▶ [What is expected]
Write out exactly the lines from the one containing "Serialize everything readable" through the last line of the records below, including both.
== Material to process
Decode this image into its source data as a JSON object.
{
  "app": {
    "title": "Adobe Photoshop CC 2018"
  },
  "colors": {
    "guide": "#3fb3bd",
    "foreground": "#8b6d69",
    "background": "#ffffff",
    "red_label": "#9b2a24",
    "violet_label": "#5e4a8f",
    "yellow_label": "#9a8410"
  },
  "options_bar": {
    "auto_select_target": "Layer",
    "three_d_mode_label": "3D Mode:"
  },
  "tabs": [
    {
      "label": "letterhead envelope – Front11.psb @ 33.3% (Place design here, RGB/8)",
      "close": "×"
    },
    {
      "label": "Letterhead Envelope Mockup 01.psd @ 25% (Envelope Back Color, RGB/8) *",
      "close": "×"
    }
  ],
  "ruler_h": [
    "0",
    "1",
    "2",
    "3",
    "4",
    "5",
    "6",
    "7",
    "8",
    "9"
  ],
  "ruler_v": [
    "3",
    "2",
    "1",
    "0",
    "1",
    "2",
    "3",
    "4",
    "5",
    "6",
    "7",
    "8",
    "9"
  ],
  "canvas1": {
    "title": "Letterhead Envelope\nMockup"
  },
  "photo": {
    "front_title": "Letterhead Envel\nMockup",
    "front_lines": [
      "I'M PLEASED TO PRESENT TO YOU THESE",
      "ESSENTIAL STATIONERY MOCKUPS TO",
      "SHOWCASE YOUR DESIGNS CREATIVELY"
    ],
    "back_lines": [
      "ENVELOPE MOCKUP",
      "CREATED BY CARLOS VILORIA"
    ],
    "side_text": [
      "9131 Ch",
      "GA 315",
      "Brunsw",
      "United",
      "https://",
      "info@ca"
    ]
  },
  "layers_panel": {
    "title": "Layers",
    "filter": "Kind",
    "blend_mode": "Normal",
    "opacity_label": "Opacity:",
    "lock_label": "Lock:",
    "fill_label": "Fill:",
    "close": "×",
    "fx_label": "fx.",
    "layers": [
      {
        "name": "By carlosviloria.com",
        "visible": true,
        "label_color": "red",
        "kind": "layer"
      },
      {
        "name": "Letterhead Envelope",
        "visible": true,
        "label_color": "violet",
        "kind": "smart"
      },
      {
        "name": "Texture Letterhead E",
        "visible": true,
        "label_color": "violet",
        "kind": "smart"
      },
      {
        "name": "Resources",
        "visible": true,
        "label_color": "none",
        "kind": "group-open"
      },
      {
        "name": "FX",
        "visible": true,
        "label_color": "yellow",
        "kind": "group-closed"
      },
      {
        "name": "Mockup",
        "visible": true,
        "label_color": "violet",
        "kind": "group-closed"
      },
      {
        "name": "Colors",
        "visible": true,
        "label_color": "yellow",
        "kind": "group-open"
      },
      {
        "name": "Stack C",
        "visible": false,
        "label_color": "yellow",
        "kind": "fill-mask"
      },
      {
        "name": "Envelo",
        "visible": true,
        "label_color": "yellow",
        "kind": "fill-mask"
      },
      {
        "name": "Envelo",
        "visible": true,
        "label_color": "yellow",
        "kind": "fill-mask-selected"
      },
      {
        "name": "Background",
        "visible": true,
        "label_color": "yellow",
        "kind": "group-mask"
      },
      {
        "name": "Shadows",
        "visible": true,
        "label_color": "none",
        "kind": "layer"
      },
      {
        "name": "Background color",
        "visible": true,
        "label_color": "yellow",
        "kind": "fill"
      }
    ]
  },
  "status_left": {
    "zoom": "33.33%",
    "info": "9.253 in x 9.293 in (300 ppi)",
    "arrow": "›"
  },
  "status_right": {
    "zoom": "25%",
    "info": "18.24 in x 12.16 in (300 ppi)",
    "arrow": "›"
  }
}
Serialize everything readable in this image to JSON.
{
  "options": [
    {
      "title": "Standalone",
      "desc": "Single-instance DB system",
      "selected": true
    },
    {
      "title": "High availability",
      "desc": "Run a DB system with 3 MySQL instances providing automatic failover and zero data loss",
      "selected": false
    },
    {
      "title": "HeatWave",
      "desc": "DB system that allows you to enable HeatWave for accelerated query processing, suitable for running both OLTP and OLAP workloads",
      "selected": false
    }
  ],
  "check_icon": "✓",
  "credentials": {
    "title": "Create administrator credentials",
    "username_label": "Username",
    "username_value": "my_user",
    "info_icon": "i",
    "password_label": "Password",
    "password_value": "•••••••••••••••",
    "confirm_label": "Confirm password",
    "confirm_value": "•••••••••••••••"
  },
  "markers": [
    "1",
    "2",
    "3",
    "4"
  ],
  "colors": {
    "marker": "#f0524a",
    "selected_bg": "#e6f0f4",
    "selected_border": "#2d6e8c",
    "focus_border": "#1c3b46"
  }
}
====
▶ [Full answer]
Serialize everything readable in this image to JSON.
{
  "options": [
    {
      "title": "Standalone",
      "desc": "Single-instance DB system",
      "selected": true
    },
    {
      "title": "High availability",
      "desc": "Run a DB system with 3 MySQL instances providing automatic failover and zero data loss",
      "selected": false
    },
    {
      "title": "HeatWave",
      "desc": "DB system that allows you to enable HeatWave for accelerated query processing, suitable for running both OLTP and OLAP workloads",
      "selected": false
    }
  ],
  "check_icon": "✓",
  "credentials": {
    "title": "Create administrator credentials",
    "username_label": "Username",
    "username_value": "my_user",
    "info_icon": "i",
    "password_label": "Password",
    "password_value": "•••••••••••••••",
    "confirm_label": "Confirm password",
    "confirm_value": "•••••••••••••••"
  },
  "markers": [
    "1",
    "2",
    "3",
    "4"
  ],
  "colors": {
    "marker": "#f0524a",
    "selected_bg": "#e6f0f4",
    "selected_border": "#2d6e8c",
    "focus_border": "#1c3b46"
  }
}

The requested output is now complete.